» **To do**
Look through the records below, and copy out every line that holds the string "files".

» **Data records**

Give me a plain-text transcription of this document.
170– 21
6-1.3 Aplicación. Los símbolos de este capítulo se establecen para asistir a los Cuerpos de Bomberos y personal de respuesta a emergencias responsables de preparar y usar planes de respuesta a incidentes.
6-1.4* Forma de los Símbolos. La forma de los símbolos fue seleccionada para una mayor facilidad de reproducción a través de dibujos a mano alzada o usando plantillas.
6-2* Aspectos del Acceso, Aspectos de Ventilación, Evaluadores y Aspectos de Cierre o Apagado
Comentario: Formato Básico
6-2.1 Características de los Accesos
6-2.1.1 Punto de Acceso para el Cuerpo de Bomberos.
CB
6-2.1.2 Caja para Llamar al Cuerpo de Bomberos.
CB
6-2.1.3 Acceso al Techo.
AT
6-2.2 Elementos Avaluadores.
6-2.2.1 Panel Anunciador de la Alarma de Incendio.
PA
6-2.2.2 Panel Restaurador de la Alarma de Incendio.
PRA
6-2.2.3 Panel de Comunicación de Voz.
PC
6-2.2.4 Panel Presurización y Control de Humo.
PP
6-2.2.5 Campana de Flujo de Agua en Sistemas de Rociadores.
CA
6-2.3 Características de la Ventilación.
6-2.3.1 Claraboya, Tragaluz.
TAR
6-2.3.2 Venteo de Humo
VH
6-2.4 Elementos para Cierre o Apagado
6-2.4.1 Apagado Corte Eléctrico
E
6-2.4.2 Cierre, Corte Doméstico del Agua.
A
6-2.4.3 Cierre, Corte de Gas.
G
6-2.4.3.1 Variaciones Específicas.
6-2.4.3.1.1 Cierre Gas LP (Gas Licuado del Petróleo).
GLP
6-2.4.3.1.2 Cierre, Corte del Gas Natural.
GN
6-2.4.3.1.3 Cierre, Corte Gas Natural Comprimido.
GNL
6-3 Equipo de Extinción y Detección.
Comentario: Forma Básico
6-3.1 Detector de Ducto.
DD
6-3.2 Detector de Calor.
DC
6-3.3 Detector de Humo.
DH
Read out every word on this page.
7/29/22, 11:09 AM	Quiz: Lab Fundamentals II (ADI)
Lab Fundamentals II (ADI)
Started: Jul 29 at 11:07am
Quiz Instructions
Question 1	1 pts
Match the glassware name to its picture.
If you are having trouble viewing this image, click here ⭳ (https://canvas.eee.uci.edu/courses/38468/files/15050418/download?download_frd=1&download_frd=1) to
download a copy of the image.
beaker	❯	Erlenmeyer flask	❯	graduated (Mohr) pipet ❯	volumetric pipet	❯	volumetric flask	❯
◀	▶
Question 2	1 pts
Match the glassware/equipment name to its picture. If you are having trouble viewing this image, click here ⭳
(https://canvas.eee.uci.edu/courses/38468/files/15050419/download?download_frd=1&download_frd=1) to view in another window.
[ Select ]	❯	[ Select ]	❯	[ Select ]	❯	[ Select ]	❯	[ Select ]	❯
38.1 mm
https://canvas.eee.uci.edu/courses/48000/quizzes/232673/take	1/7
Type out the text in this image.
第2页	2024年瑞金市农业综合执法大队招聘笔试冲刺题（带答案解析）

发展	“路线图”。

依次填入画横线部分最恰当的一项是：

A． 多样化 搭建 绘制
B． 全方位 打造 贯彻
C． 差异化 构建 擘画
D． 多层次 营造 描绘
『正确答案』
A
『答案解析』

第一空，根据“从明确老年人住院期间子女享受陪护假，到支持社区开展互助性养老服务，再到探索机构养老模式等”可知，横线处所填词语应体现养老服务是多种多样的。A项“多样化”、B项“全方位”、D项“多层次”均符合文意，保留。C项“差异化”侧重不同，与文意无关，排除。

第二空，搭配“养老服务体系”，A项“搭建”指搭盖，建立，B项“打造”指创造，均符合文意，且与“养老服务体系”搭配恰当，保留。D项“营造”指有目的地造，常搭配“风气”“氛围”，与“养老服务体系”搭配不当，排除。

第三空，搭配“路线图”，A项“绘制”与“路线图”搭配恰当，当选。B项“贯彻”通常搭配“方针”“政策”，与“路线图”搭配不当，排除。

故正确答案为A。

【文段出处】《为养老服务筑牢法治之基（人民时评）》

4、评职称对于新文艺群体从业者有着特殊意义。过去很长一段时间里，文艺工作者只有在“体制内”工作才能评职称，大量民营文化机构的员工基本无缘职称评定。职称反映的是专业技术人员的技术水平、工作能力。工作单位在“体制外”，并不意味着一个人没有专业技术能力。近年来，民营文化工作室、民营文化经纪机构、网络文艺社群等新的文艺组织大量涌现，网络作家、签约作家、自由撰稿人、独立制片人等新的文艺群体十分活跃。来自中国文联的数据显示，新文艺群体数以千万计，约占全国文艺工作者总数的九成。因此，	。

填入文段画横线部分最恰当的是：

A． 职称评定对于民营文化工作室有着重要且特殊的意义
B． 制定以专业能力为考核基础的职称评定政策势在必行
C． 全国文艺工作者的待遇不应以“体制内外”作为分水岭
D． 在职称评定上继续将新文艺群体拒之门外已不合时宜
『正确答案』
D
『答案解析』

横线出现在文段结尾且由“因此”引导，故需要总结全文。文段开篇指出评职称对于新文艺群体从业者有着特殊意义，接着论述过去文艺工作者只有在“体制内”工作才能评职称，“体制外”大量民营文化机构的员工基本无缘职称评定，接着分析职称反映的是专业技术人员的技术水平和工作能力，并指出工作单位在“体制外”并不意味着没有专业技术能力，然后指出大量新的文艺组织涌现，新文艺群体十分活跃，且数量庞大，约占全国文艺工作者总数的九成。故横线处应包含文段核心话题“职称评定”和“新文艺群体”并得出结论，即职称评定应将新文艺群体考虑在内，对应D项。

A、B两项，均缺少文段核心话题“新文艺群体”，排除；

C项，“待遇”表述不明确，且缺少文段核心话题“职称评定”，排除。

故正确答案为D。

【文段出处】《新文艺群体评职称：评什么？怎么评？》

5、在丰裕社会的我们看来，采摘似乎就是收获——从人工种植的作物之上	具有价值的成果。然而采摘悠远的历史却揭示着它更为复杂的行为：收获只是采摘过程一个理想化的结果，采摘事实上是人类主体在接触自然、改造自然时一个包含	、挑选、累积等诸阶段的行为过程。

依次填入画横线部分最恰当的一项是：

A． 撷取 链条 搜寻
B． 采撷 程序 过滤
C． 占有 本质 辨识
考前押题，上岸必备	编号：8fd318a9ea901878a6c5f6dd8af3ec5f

» **Exercise response**
If you are having trouble viewing this image, click here ⭳ (https://canvas.eee.uci.edu/courses/38468/files/15050418/download?download_frd=1&download_frd=1) to
(https://canvas.eee.uci.edu/courses/38468/files/15050419/download?download_frd=1&download_frd=1) to view in another window.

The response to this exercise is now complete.